(WHAT YOU HAVE TO DO): Where a line contains the word "FUTURE", copy that line in full.
=== RECORD EXTRACTS ===
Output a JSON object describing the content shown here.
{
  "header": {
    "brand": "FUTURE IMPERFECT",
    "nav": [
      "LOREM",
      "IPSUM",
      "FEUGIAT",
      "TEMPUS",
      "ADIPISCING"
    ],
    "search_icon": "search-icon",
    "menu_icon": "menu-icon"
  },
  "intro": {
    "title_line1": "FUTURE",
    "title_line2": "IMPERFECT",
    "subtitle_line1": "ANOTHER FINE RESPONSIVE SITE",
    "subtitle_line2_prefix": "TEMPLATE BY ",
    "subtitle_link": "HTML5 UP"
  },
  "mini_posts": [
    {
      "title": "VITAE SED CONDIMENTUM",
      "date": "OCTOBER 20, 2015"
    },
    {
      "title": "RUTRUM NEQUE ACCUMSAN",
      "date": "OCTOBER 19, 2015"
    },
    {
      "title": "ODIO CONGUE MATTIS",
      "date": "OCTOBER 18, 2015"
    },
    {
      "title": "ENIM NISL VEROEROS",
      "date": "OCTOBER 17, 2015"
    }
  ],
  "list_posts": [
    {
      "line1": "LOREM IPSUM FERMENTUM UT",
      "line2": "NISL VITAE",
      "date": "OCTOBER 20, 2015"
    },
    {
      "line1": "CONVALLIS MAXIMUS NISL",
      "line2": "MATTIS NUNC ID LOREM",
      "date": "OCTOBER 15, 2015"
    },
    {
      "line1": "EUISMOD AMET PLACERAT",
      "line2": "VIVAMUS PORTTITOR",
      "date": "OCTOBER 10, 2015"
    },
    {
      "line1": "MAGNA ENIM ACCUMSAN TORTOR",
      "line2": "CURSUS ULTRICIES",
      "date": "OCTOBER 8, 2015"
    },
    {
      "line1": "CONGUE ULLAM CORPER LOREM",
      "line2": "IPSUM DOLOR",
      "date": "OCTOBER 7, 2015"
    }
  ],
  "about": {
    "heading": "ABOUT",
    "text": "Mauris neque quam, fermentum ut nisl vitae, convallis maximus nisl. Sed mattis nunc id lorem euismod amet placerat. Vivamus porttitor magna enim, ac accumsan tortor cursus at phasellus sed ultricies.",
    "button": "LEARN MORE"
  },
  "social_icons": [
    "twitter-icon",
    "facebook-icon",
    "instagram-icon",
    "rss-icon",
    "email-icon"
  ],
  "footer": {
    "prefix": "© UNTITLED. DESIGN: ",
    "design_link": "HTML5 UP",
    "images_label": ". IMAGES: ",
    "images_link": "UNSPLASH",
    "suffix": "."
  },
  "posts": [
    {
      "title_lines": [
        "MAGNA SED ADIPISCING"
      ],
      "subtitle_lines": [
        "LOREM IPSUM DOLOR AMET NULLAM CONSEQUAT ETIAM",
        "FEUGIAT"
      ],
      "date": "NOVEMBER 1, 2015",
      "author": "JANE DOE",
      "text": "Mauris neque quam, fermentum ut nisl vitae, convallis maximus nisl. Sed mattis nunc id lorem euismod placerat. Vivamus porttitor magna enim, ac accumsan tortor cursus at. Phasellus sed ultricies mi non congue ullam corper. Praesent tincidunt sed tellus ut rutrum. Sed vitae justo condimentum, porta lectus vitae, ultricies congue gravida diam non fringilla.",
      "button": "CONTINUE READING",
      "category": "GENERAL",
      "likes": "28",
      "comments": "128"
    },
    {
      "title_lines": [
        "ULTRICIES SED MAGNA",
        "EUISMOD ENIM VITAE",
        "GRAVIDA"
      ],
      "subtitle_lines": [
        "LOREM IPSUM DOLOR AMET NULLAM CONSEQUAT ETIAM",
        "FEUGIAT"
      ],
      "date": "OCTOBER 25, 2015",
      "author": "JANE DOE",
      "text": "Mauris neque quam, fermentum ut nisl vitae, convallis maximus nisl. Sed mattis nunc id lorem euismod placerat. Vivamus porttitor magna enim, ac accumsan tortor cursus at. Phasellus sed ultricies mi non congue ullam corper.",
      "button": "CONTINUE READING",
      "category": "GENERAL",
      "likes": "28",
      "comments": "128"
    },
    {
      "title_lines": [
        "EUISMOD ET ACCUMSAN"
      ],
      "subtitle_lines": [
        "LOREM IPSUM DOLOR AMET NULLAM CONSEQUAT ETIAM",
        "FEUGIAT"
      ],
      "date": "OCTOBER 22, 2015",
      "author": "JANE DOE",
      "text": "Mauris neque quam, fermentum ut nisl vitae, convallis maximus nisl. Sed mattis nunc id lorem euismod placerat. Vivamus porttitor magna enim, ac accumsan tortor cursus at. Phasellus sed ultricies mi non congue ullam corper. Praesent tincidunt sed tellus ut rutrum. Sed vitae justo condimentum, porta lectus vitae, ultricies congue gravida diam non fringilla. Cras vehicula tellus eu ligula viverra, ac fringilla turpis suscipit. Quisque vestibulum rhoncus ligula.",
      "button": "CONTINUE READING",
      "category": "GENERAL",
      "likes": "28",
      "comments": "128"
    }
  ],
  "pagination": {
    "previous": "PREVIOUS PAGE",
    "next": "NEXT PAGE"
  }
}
===
(THE RESULT):
    "brand": "FUTURE IMPERFECT",
    "title_line1": "FUTURE",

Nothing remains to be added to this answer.